Task instructions:
Restate the whole listing exactly.

Provided material:
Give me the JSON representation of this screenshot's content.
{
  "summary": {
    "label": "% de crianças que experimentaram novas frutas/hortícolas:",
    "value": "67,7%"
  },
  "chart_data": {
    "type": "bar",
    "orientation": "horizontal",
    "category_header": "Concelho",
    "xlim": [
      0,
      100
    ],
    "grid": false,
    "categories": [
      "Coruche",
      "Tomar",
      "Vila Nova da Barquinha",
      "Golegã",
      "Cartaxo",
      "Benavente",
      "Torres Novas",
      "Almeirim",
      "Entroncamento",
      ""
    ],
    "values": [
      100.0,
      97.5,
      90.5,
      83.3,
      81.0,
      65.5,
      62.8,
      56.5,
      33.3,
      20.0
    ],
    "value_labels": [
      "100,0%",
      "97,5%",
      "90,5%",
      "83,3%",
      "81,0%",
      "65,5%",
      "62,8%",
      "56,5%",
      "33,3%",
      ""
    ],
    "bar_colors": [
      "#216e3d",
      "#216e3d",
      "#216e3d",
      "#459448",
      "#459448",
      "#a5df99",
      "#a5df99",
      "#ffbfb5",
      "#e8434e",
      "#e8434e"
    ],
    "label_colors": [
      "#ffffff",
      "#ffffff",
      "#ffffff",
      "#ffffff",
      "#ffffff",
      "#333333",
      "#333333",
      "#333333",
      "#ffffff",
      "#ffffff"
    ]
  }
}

Output of the task:
Give me the JSON representation of this screenshot's content.
{
  "summary": {
    "label": "% de crianças que experimentaram novas frutas/hortícolas:",
    "value": "67,7%"
  },
  "chart_data": {
    "type": "bar",
    "orientation": "horizontal",
    "category_header": "Concelho",
    "xlim": [
      0,
      100
    ],
    "grid": false,
    "categories": [
      "Coruche",
      "Tomar",
      "Vila Nova da Barquinha",
      "Golegã",
      "Cartaxo",
      "Benavente",
      "Torres Novas",
      "Almeirim",
      "Entroncamento",
      ""
    ],
    "values": [
      100.0,
      97.5,
      90.5,
      83.3,
      81.0,
      65.5,
      62.8,
      56.5,
      33.3,
      20.0
    ],
    "value_labels": [
      "100,0%",
      "97,5%",
      "90,5%",
      "83,3%",
      "81,0%",
      "65,5%",
      "62,8%",
      "56,5%",
      "33,3%",
      ""
    ],
    "bar_colors": [
      "#216e3d",
      "#216e3d",
      "#216e3d",
      "#459448",
      "#459448",
      "#a5df99",
      "#a5df99",
      "#ffbfb5",
      "#e8434e",
      "#e8434e"
    ],
    "label_colors": [
      "#ffffff",
      "#ffffff",
      "#ffffff",
      "#ffffff",
      "#ffffff",
      "#333333",
      "#333333",
      "#333333",
      "#ffffff",
      "#ffffff"
    ]
  }
}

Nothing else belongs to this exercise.